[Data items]

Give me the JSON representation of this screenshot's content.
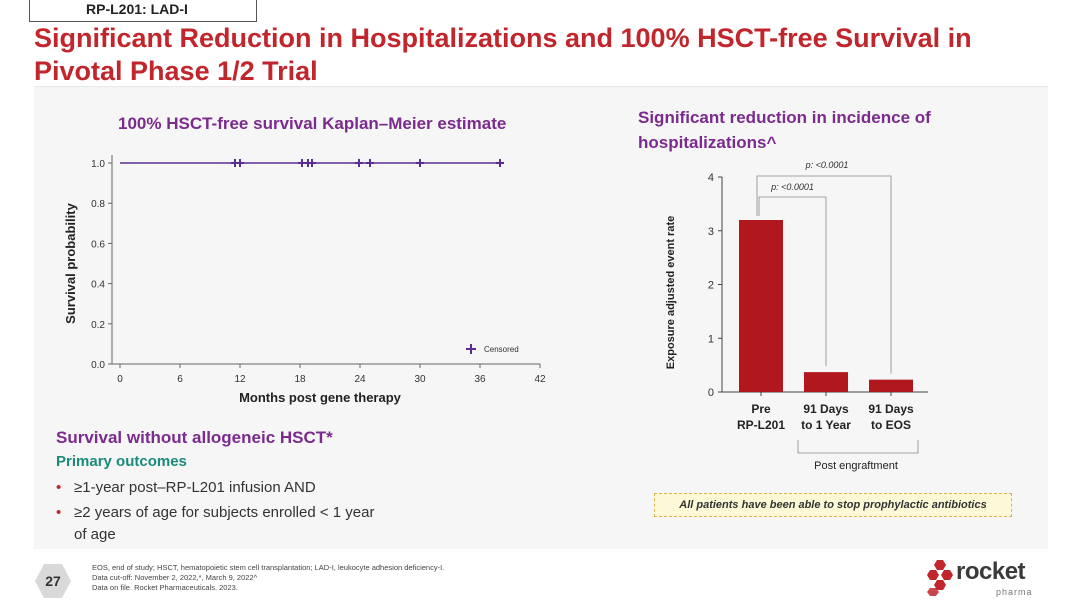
{
  "header": {
    "tag": "RP-L201: LAD-I",
    "title": "Significant Reduction in Hospitalizations and 100% HSCT-free Survival in Pivotal Phase 1/2 Trial"
  },
  "km": {
    "title": "100% HSCT-free survival Kaplan–Meier estimate",
    "legend": "Censored"
  },
  "bar": {
    "title": "Significant reduction in incidence of hospitalizations^",
    "bracket_label": "Post engraftment",
    "p1": "p: <0.0001",
    "p2": "p: <0.0001"
  },
  "chart_data": [
    {
      "type": "line",
      "title": "100% HSCT-free survival Kaplan–Meier estimate",
      "xlabel": "Months post gene therapy",
      "ylabel": "Survival probability",
      "xlim": [
        0,
        42
      ],
      "ylim": [
        0.0,
        1.0
      ],
      "xticks": [
        0,
        6,
        12,
        18,
        24,
        30,
        36,
        42
      ],
      "yticks": [
        "0.0",
        "0.2",
        "0.4",
        "0.6",
        "0.8",
        "1.0"
      ],
      "series": [
        {
          "x": [
            0,
            38
          ],
          "values": [
            1.0,
            1.0
          ]
        }
      ],
      "censored_x": [
        11.5,
        12,
        18.2,
        18.8,
        19.2,
        23.9,
        25,
        30,
        38
      ],
      "legend": [
        "Censored"
      ],
      "color": "#5a2d91"
    },
    {
      "type": "bar",
      "title": "Significant reduction in incidence of hospitalizations^",
      "ylabel": "Exposure adjusted event rate",
      "ylim": [
        0,
        4
      ],
      "yticks": [
        "0",
        "1",
        "2",
        "3",
        "4"
      ],
      "categories": [
        [
          "Pre",
          "RP-L201"
        ],
        [
          "91 Days",
          "to 1 Year"
        ],
        [
          "91 Days",
          "to EOS"
        ]
      ],
      "values": [
        3.2,
        0.37,
        0.23
      ],
      "color": "#b0181e",
      "annotations": [
        "p: <0.0001",
        "p: <0.0001",
        "Post engraftment"
      ]
    }
  ],
  "left_text": {
    "heading": "Survival without allogeneic HSCT*",
    "subheading": "Primary outcomes",
    "bullets": [
      "≥1-year post–RP-L201 infusion AND",
      "≥2 years of age for subjects enrolled < 1 year of age"
    ]
  },
  "note": "All patients have been able to stop prophylactic antibiotics",
  "footer": {
    "page": "27",
    "lines": [
      "EOS, end of study; HSCT, hematopoietic stem cell transplantation; LAD-I, leukocyte adhesion deficiency-I.",
      "Data cut-off: November 2, 2022,*, March 9, 2022^",
      "Data on file. Rocket Pharmaceuticals. 2023."
    ]
  },
  "logo": {
    "word": "rocket",
    "sub": "pharma",
    "color": "#c0262c"
  }
}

* [Exercise prompt]: Find the string "Significant" in the entries above and return each line that holds it.

* [Task answer]:
    "title": "Significant Reduction in Hospitalizations and 100% HSCT-free Survival in Pivotal Phase 1/2 Trial"
    "title": "Significant reduction in incidence of hospitalizations^",
      "title": "Significant reduction in incidence of hospitalizations^",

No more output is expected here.